WHAT YOU NEED TO DO:
Reproduce the material word for word, starting at its first line and ending at the line containing "- status-cell-3: нет: [482, 295, 566, 324]", with both of those lines included.

Layout records:
════════════════════
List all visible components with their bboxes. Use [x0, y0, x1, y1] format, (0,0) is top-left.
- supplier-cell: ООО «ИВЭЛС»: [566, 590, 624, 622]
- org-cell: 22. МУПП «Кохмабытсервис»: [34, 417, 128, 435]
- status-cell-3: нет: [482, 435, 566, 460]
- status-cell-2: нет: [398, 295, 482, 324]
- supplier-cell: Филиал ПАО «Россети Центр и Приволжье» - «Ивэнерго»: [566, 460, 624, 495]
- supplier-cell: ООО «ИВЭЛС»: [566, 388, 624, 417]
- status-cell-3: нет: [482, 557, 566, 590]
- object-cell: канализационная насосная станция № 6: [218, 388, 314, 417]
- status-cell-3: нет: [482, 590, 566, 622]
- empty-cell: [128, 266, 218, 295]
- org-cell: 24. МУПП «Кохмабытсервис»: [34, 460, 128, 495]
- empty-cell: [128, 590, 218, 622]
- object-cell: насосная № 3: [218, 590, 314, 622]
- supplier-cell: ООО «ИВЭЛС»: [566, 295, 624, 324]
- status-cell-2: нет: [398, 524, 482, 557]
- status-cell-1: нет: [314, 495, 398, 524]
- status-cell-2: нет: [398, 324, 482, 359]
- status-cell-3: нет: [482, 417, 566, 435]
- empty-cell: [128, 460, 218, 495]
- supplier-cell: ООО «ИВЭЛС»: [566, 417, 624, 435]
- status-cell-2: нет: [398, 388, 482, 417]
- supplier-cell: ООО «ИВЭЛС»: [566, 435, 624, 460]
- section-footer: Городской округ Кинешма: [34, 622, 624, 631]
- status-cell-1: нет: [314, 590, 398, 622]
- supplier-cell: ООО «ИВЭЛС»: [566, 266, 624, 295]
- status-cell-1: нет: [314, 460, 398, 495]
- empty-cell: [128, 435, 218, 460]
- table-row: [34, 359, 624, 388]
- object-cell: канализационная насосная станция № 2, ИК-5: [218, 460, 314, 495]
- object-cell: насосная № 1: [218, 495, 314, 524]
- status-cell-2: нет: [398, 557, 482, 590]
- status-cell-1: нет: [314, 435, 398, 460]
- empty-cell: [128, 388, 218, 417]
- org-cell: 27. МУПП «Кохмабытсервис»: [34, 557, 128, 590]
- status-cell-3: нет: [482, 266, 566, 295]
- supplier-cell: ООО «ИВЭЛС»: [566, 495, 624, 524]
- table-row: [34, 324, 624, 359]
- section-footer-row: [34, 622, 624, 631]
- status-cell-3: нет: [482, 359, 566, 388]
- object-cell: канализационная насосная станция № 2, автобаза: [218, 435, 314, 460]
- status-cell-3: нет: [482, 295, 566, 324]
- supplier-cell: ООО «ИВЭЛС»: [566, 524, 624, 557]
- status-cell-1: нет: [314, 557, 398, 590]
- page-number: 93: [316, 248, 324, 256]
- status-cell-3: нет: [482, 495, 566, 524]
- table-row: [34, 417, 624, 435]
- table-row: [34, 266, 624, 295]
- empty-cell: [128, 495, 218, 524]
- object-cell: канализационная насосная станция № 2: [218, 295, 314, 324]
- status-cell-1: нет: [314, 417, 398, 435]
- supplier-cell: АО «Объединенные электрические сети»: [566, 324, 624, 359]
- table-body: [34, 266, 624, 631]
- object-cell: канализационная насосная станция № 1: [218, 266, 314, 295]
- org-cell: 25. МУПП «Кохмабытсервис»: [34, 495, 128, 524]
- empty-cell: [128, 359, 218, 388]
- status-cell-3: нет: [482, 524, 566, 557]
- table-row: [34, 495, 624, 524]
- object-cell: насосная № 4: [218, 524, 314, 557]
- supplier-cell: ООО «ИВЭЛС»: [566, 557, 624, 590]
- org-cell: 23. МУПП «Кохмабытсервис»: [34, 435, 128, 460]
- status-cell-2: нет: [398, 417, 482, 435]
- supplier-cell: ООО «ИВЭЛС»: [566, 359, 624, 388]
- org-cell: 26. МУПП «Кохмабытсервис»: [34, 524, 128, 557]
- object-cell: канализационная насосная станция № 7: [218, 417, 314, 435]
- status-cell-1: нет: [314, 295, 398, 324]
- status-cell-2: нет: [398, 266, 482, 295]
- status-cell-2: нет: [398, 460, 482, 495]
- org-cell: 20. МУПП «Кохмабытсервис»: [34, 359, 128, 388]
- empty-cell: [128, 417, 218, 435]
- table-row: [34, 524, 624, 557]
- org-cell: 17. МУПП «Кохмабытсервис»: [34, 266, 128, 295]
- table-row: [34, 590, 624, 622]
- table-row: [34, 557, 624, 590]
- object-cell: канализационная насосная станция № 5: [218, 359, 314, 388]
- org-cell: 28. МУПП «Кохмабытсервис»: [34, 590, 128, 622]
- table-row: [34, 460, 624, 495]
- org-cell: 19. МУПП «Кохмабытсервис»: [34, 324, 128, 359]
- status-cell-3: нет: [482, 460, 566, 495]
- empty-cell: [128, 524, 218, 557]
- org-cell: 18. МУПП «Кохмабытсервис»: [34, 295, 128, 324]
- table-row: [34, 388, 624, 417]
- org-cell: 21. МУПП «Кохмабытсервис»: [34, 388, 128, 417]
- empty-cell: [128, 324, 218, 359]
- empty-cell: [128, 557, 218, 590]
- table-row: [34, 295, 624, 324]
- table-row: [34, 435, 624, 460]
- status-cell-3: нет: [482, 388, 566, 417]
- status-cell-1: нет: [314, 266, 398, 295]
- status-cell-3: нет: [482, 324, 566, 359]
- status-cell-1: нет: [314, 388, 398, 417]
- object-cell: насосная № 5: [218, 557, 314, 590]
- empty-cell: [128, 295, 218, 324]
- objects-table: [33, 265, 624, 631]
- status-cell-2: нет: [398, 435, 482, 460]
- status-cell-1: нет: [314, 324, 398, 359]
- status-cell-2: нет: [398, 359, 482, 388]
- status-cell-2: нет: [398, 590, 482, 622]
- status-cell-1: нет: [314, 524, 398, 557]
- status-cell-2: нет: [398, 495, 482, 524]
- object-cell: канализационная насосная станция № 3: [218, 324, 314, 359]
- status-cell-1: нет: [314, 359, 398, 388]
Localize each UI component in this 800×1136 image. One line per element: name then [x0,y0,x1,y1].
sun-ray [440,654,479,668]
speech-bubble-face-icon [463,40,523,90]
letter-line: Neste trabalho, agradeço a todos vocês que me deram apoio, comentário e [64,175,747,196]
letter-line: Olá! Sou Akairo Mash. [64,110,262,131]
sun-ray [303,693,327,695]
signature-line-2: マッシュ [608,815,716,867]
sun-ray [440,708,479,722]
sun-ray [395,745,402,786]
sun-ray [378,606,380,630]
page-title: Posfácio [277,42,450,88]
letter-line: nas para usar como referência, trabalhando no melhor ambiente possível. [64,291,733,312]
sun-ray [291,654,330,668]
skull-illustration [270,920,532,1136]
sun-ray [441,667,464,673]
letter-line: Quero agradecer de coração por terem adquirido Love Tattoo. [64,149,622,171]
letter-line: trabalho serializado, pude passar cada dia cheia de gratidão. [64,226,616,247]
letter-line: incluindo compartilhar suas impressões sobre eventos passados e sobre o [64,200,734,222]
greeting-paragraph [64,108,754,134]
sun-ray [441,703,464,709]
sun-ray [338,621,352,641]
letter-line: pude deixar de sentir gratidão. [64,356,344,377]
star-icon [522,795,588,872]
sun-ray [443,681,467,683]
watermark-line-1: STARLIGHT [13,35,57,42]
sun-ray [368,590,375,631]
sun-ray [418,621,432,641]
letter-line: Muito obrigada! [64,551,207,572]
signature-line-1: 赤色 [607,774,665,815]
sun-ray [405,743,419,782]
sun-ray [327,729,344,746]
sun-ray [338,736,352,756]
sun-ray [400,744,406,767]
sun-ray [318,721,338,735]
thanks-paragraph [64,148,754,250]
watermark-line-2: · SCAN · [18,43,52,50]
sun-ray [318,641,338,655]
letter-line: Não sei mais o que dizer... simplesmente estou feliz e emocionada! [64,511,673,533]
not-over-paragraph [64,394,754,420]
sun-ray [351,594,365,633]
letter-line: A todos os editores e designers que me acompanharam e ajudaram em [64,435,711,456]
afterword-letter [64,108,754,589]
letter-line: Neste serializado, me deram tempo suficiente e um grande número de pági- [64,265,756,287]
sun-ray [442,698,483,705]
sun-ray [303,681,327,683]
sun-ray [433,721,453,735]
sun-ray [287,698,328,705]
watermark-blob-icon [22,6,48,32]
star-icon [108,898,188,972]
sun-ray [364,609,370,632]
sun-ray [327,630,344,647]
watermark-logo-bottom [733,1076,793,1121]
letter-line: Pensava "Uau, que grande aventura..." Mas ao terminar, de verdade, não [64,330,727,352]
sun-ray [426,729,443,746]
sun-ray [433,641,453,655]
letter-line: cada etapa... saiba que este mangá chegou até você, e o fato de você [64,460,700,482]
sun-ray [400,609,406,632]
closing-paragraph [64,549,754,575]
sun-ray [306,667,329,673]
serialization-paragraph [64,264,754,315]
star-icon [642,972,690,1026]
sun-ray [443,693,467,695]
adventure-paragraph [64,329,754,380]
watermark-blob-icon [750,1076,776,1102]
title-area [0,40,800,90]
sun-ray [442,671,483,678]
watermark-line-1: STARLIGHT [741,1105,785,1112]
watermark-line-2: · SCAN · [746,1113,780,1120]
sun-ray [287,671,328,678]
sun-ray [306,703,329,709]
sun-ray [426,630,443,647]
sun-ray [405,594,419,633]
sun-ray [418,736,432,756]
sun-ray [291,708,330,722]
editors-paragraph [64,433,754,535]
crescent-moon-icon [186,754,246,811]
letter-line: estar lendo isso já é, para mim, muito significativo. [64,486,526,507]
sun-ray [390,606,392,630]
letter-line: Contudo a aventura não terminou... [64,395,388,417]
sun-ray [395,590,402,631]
════════════════════
RESPONSE FOR THIS EXERCISE:
List all visible components with their bboxes. Use [x0, y0, x1, y1] format, (0,0) is top-left.
- supplier-cell: ООО «ИВЭЛС»: [566, 590, 624, 622]
- org-cell: 22. МУПП «Кохмабытсервис»: [34, 417, 128, 435]
- status-cell-3: нет: [482, 435, 566, 460]
- status-cell-2: нет: [398, 295, 482, 324]
- supplier-cell: Филиал ПАО «Россети Центр и Приволжье» - «Ивэнерго»: [566, 460, 624, 495]
- supplier-cell: ООО «ИВЭЛС»: [566, 388, 624, 417]
- status-cell-3: нет: [482, 557, 566, 590]
- object-cell: канализационная насосная станция № 6: [218, 388, 314, 417]
- status-cell-3: нет: [482, 590, 566, 622]
- empty-cell: [128, 266, 218, 295]
- org-cell: 24. МУПП «Кохмабытсервис»: [34, 460, 128, 495]
- empty-cell: [128, 590, 218, 622]
- object-cell: насосная № 3: [218, 590, 314, 622]
- supplier-cell: ООО «ИВЭЛС»: [566, 295, 624, 324]
- status-cell-2: нет: [398, 524, 482, 557]
- status-cell-1: нет: [314, 495, 398, 524]
- status-cell-2: нет: [398, 324, 482, 359]
- status-cell-3: нет: [482, 417, 566, 435]
- empty-cell: [128, 460, 218, 495]
- supplier-cell: ООО «ИВЭЛС»: [566, 417, 624, 435]
- status-cell-2: нет: [398, 388, 482, 417]
- supplier-cell: ООО «ИВЭЛС»: [566, 435, 624, 460]
- section-footer: Городской округ Кинешма: [34, 622, 624, 631]
- status-cell-1: нет: [314, 590, 398, 622]
- supplier-cell: ООО «ИВЭЛС»: [566, 266, 624, 295]
- status-cell-1: нет: [314, 460, 398, 495]
- empty-cell: [128, 435, 218, 460]
- table-row: [34, 359, 624, 388]
- object-cell: канализационная насосная станция № 2, ИК-5: [218, 460, 314, 495]
- object-cell: насосная № 1: [218, 495, 314, 524]
- status-cell-2: нет: [398, 557, 482, 590]
- status-cell-1: нет: [314, 435, 398, 460]
- empty-cell: [128, 388, 218, 417]
- org-cell: 27. МУПП «Кохмабытсервис»: [34, 557, 128, 590]
- status-cell-3: нет: [482, 266, 566, 295]
- supplier-cell: ООО «ИВЭЛС»: [566, 495, 624, 524]
- table-row: [34, 324, 624, 359]
- section-footer-row: [34, 622, 624, 631]
- status-cell-3: нет: [482, 359, 566, 388]
- object-cell: канализационная насосная станция № 2, автобаза: [218, 435, 314, 460]
- status-cell-3: нет: [482, 295, 566, 324]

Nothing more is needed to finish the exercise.